## Supplied material
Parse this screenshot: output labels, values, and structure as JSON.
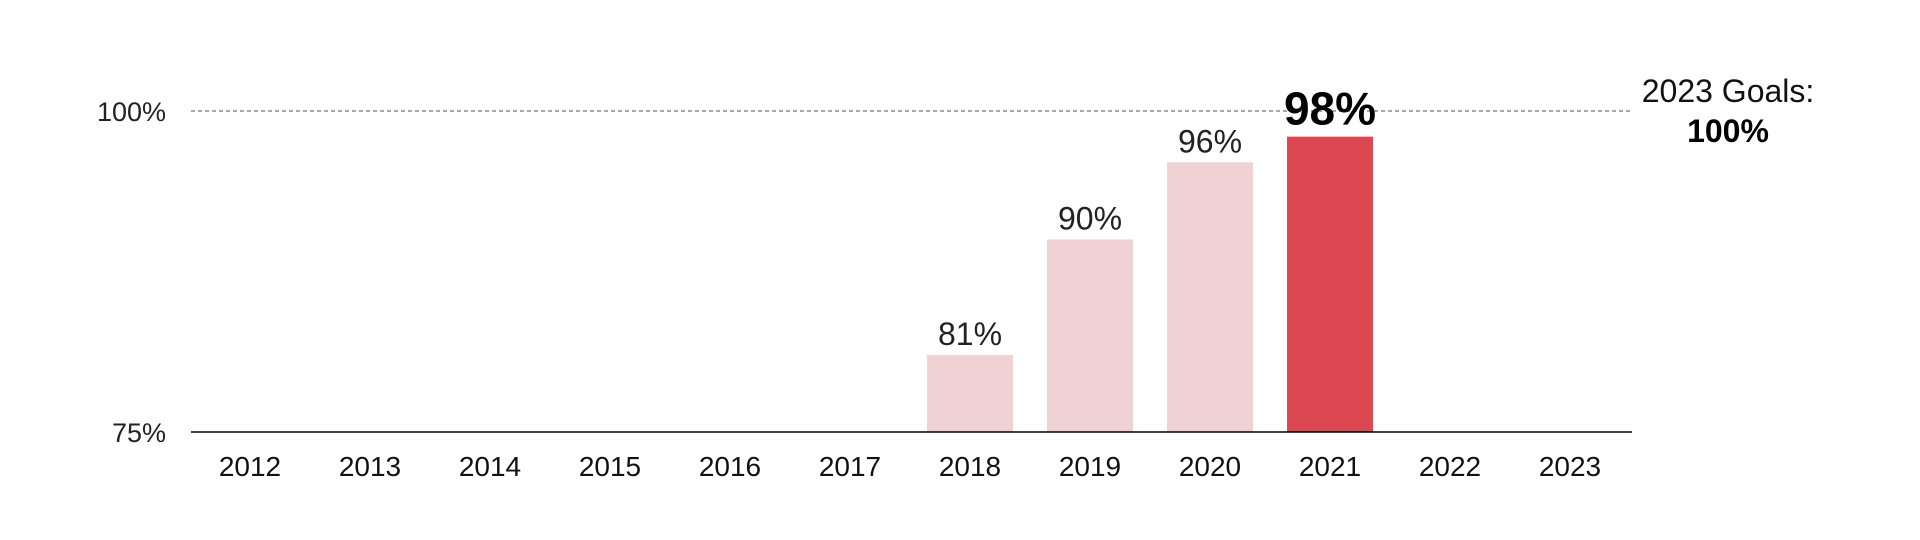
{
  "chart_data": {
    "type": "bar",
    "categories": [
      "2012",
      "2013",
      "2014",
      "2015",
      "2016",
      "2017",
      "2018",
      "2019",
      "2020",
      "2021",
      "2022",
      "2023"
    ],
    "values": [
      null,
      null,
      null,
      null,
      null,
      null,
      81,
      90,
      96,
      98,
      null,
      null
    ],
    "value_labels": [
      "",
      "",
      "",
      "",
      "",
      "",
      "81%",
      "90%",
      "96%",
      "98%",
      "",
      ""
    ],
    "highlight_index": 9,
    "ylim": [
      75,
      100
    ],
    "yticks": [
      {
        "value": 75,
        "label": "75%"
      },
      {
        "value": 100,
        "label": "100%"
      }
    ],
    "target": {
      "value": 100,
      "label": "2023 Goals:",
      "value_label": "100%"
    },
    "title": "",
    "xlabel": "",
    "ylabel": "",
    "grid": false,
    "colors": {
      "bar": "#f0d1d4",
      "highlight": "#dc4852",
      "axis": "#000000",
      "target_line": "#8a8a8a"
    }
  }
}
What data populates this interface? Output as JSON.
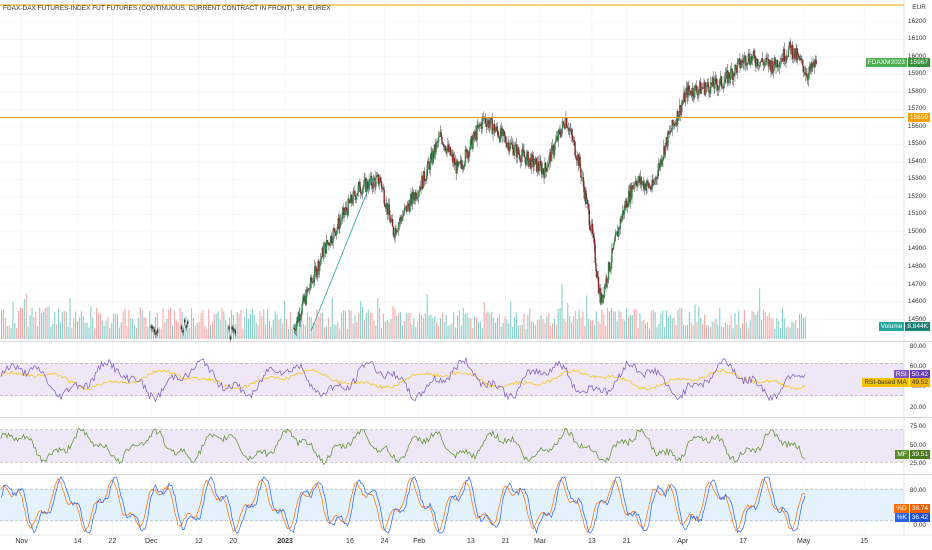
{
  "header": {
    "title": "FDAX-DAX FUTURES-INDEX FUT FUTURES (CONTINUOUS: CURRENT CONTRACT IN FRONT), 3H, EUREX"
  },
  "price_axis": {
    "currency": "EUR",
    "ticks": [
      "16200",
      "16100",
      "16000",
      "15900",
      "15800",
      "15700",
      "15600",
      "15500",
      "15400",
      "15300",
      "15200",
      "15100",
      "15000",
      "14900",
      "14800",
      "14700",
      "14600",
      "14500",
      "14400"
    ]
  },
  "time_axis": {
    "labels": [
      "Nov",
      "14",
      "22",
      "Dec",
      "12",
      "20",
      "2023",
      "16",
      "24",
      "Feb",
      "13",
      "21",
      "Mar",
      "13",
      "21",
      "Apr",
      "17",
      "May",
      "15"
    ]
  },
  "price_tags": {
    "symbol_label": "FDAXM2023",
    "symbol_value": "15967",
    "level_value": "15659",
    "volume_label": "Volume",
    "volume_value": "8.844K"
  },
  "rsi_panel": {
    "axis": [
      "80.00",
      "60.00",
      "40.00",
      "20.00"
    ],
    "rsi_label": "RSI",
    "rsi_value": "50.42",
    "ma_label": "RSI-based MA",
    "ma_value": "49.52"
  },
  "mf_panel": {
    "axis": [
      "75.00",
      "50.00",
      "25.00"
    ],
    "label": "MF",
    "value": "39.51"
  },
  "stoch_panel": {
    "axis": [
      "80.00",
      "50.00",
      "0.00"
    ],
    "d_label": "%D",
    "d_value": "38.74",
    "k_label": "%K",
    "k_value": "36.42"
  },
  "colors": {
    "up": "#26a69a",
    "down": "#ef5350",
    "level_line": "#f5a000",
    "rsi_line": "#7e57c2",
    "rsi_ma": "#f7c400",
    "mf_line": "#5b8c2a",
    "stoch_k": "#2962ff",
    "stoch_d": "#ff6d00",
    "rsi_band": "#ede7f6",
    "stoch_band": "#e3f2fd"
  },
  "chart_data": {
    "type": "candlestick",
    "title": "FDAX-DAX FUTURES-INDEX FUT FUTURES (CONTINUOUS: CURRENT CONTRACT IN FRONT), 3H, EUREX",
    "ylabel": "EUR",
    "ylim": [
      14400,
      16250
    ],
    "horizontal_levels": [
      16230,
      15659
    ],
    "last_price": 15967,
    "price_path_keypoints": [
      {
        "x": "2023-01-03",
        "close": 14450
      },
      {
        "x": "2023-01-10",
        "close": 14900
      },
      {
        "x": "2023-01-18",
        "close": 15250
      },
      {
        "x": "2023-01-23",
        "close": 15300
      },
      {
        "x": "2023-01-26",
        "close": 15000
      },
      {
        "x": "2023-02-02",
        "close": 15300
      },
      {
        "x": "2023-02-06",
        "close": 15550
      },
      {
        "x": "2023-02-10",
        "close": 15350
      },
      {
        "x": "2023-02-16",
        "close": 15650
      },
      {
        "x": "2023-02-24",
        "close": 15450
      },
      {
        "x": "2023-03-02",
        "close": 15350
      },
      {
        "x": "2023-03-07",
        "close": 15650
      },
      {
        "x": "2023-03-10",
        "close": 15400
      },
      {
        "x": "2023-03-13",
        "close": 15000
      },
      {
        "x": "2023-03-15",
        "close": 14600
      },
      {
        "x": "2023-03-20",
        "close": 15100
      },
      {
        "x": "2023-03-23",
        "close": 15300
      },
      {
        "x": "2023-03-27",
        "close": 15250
      },
      {
        "x": "2023-03-30",
        "close": 15500
      },
      {
        "x": "2023-04-04",
        "close": 15800
      },
      {
        "x": "2023-04-12",
        "close": 15850
      },
      {
        "x": "2023-04-18",
        "close": 16000
      },
      {
        "x": "2023-04-24",
        "close": 15950
      },
      {
        "x": "2023-04-28",
        "close": 16050
      },
      {
        "x": "2023-05-02",
        "close": 15900
      },
      {
        "x": "2023-05-04",
        "close": 15967
      }
    ]
  }
}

## What you are asked to do
Give only the number of lines in the listing above that include the string "CONTINUOUS".

## Correct answer
2